-- Begin --

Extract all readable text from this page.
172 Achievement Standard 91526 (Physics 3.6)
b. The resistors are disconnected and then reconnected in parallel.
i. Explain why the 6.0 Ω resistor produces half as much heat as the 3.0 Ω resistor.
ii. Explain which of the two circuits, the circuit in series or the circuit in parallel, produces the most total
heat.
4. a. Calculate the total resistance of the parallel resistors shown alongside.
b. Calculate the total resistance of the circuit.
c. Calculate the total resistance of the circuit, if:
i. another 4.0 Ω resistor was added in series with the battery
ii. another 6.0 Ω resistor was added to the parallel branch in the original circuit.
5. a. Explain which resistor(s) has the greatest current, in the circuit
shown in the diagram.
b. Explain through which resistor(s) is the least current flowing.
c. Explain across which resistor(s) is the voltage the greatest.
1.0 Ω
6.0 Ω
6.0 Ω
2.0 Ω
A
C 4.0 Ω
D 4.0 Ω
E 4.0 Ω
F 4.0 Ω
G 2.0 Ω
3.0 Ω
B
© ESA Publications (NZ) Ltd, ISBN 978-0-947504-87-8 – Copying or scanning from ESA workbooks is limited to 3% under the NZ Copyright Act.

-- End --

Short task:
Return the listing above in its exact form.

Final result:
Extract all readable text from this page.
172 Achievement Standard 91526 (Physics 3.6)
b. The resistors are disconnected and then reconnected in parallel.
i. Explain why the 6.0 Ω resistor produces half as much heat as the 3.0 Ω resistor.
ii. Explain which of the two circuits, the circuit in series or the circuit in parallel, produces the most total
heat.
4. a. Calculate the total resistance of the parallel resistors shown alongside.
b. Calculate the total resistance of the circuit.
c. Calculate the total resistance of the circuit, if:
i. another 4.0 Ω resistor was added in series with the battery
ii. another 6.0 Ω resistor was added to the parallel branch in the original circuit.
5. a. Explain which resistor(s) has the greatest current, in the circuit
shown in the diagram.
b. Explain through which resistor(s) is the least current flowing.
c. Explain across which resistor(s) is the voltage the greatest.
1.0 Ω
6.0 Ω
6.0 Ω
2.0 Ω
A
C 4.0 Ω
D 4.0 Ω
E 4.0 Ω
F 4.0 Ω
G 2.0 Ω
3.0 Ω
B
© ESA Publications (NZ) Ltd, ISBN 978-0-947504-87-8 – Copying or scanning from ESA workbooks is limited to 3% under the NZ Copyright Act.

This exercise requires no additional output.